(What is being asked):
Scan the material and copy every line in which "Континент" appears.

(Data provided):
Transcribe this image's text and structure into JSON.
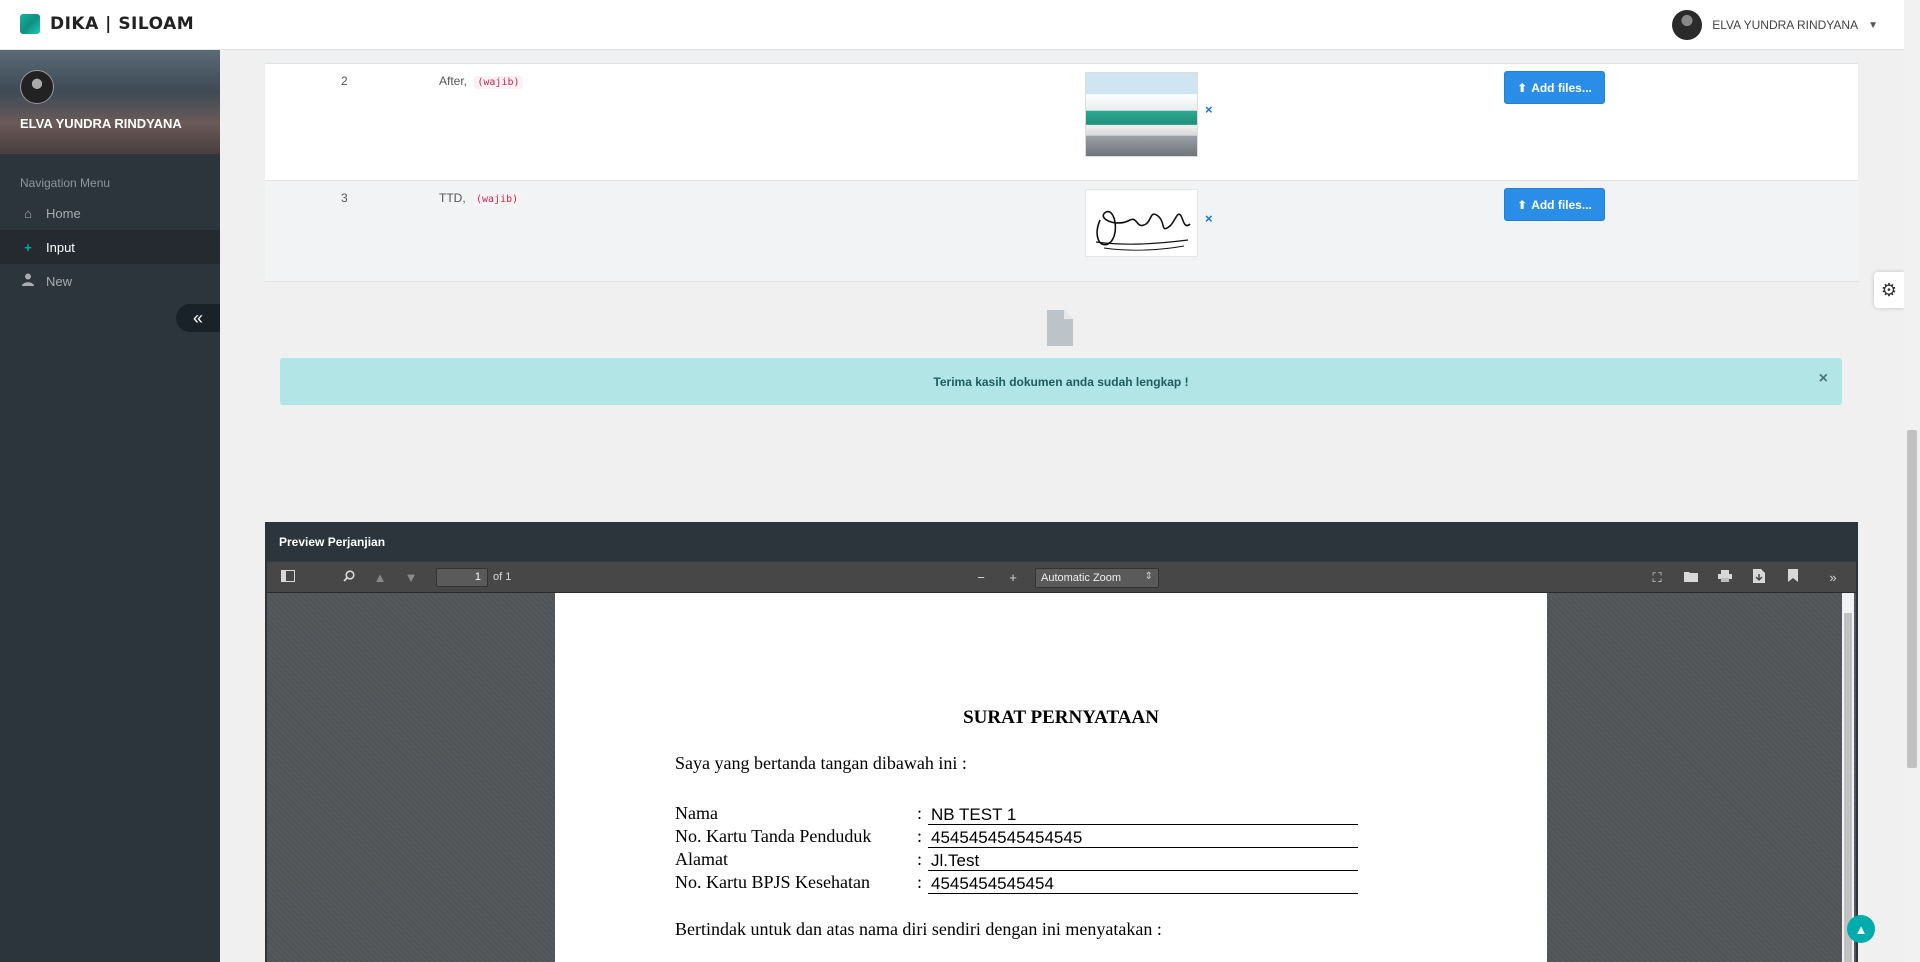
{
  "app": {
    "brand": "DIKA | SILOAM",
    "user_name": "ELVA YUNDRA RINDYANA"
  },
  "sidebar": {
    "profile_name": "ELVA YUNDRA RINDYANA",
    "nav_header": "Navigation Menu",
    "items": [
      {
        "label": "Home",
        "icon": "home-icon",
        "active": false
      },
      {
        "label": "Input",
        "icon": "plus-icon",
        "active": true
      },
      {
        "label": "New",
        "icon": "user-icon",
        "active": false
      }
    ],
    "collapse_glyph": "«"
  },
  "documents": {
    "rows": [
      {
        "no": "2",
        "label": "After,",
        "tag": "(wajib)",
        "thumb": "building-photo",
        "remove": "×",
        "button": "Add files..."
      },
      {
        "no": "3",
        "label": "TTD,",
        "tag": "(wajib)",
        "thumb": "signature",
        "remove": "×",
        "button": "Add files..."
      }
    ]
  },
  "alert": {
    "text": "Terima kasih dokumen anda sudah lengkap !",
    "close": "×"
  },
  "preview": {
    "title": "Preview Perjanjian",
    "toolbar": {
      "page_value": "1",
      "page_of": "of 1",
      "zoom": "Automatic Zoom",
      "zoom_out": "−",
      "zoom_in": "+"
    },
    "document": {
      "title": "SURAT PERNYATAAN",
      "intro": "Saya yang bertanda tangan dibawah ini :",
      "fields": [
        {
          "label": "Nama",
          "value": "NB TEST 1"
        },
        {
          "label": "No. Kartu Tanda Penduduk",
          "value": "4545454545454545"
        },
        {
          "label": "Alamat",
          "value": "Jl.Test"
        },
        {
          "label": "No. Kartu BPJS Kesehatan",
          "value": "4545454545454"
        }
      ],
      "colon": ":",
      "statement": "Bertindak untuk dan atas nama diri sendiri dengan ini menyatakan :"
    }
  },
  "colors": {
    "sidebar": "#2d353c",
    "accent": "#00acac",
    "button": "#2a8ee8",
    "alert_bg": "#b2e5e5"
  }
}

---

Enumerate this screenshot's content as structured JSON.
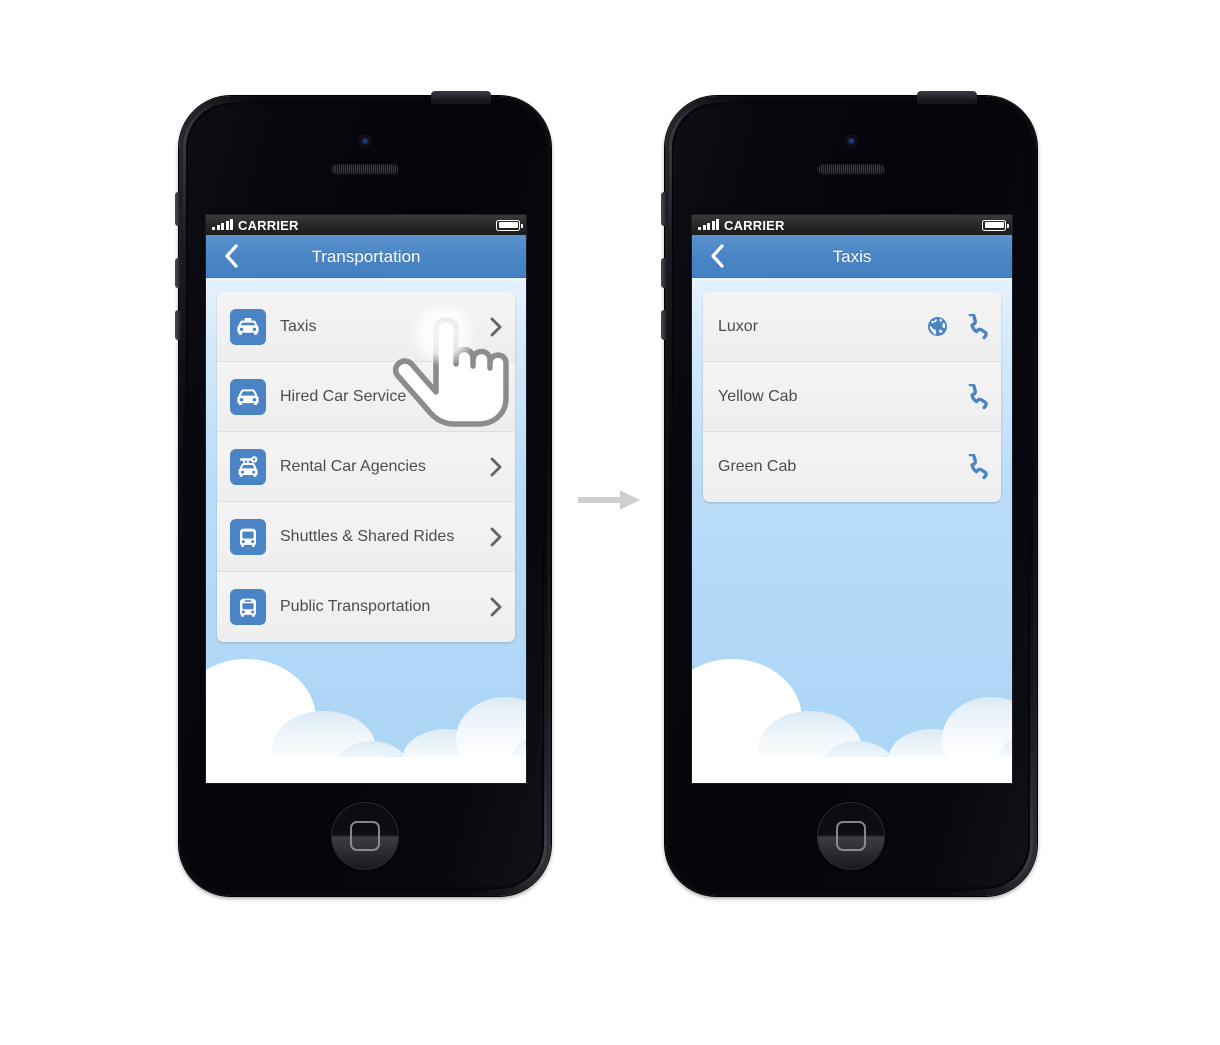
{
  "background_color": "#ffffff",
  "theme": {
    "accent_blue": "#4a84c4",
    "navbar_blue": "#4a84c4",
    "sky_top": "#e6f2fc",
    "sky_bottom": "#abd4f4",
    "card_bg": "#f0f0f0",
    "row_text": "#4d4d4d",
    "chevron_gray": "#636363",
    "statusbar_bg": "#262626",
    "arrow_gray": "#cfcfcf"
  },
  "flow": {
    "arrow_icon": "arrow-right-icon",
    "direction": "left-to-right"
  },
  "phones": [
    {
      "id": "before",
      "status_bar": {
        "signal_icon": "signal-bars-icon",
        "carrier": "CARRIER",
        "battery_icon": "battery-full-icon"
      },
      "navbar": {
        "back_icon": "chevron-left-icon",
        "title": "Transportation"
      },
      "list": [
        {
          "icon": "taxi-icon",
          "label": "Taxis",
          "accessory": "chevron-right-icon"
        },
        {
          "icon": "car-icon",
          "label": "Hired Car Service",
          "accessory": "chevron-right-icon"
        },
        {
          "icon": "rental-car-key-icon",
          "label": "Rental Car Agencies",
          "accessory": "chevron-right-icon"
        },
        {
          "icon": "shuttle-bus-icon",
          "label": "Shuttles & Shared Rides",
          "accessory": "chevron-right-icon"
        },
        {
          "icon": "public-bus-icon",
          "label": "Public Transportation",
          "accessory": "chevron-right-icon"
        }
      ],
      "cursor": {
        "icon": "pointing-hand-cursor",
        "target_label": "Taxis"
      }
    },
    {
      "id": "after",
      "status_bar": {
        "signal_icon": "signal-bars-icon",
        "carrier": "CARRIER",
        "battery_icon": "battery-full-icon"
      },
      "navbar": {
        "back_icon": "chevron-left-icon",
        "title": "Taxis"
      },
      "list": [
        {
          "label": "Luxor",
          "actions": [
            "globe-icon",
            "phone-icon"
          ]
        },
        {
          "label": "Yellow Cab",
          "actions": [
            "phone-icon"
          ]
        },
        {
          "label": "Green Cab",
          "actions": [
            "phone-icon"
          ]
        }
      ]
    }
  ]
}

---

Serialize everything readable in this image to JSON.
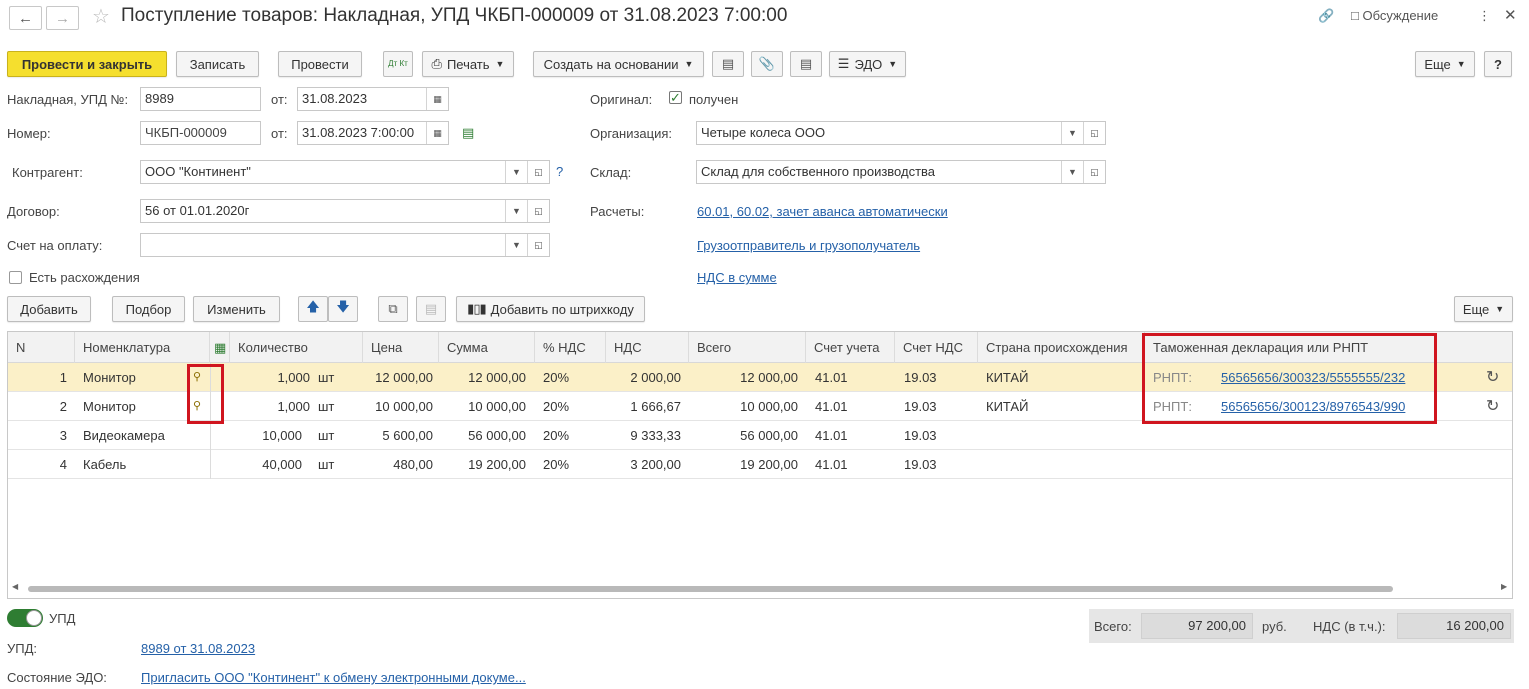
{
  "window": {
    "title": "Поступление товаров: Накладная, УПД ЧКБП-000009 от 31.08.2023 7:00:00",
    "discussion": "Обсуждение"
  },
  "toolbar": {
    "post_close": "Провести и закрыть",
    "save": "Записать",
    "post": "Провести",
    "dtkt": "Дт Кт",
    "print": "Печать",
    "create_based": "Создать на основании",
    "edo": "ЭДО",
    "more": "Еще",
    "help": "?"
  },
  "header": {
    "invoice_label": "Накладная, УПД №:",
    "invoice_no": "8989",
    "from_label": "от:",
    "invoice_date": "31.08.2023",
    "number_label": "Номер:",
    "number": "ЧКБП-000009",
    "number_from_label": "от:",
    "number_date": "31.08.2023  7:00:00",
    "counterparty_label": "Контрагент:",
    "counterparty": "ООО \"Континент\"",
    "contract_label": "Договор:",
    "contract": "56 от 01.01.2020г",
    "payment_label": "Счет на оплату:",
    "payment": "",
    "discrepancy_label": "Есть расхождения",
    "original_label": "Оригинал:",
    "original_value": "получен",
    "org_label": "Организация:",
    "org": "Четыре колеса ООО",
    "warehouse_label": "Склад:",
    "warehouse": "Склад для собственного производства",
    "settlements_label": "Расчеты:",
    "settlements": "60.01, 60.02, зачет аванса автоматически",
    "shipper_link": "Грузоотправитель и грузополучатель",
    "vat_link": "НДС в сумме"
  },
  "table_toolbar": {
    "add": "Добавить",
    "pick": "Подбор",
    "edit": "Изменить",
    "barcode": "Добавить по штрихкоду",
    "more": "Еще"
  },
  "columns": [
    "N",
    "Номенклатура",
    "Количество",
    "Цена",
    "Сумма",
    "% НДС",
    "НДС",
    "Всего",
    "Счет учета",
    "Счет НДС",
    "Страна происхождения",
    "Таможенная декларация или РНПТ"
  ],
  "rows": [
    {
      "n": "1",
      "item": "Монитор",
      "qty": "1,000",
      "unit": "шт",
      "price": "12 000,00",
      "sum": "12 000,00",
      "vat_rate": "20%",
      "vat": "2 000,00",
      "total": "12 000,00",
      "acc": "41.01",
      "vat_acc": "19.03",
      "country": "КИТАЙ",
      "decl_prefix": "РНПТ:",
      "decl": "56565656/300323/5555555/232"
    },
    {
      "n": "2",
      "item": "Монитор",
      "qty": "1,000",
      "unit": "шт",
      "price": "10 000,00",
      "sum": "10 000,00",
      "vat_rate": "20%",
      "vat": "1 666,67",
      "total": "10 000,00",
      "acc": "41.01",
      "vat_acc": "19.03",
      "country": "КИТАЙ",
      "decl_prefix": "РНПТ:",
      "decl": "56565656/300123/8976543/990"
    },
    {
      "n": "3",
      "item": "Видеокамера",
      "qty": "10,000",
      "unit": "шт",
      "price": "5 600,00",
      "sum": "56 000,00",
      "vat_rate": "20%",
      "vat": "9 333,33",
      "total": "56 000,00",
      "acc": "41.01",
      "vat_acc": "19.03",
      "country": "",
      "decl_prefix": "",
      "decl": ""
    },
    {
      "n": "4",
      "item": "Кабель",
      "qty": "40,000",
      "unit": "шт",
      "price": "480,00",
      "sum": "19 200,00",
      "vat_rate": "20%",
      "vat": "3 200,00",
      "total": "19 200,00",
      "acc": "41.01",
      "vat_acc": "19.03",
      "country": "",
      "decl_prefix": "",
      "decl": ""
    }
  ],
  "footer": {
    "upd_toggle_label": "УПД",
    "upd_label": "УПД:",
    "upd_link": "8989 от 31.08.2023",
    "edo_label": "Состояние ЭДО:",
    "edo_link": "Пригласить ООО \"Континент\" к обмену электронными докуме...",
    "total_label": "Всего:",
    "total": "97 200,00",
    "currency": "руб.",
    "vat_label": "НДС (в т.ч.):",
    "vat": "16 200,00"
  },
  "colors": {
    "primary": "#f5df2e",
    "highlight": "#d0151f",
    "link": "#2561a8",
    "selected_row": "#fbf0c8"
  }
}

(Response):
    "counterparty": "ООО \"Континент\"",
    "edo_link": "Пригласить ООО \"Континент\" к обмену электронными докуме...",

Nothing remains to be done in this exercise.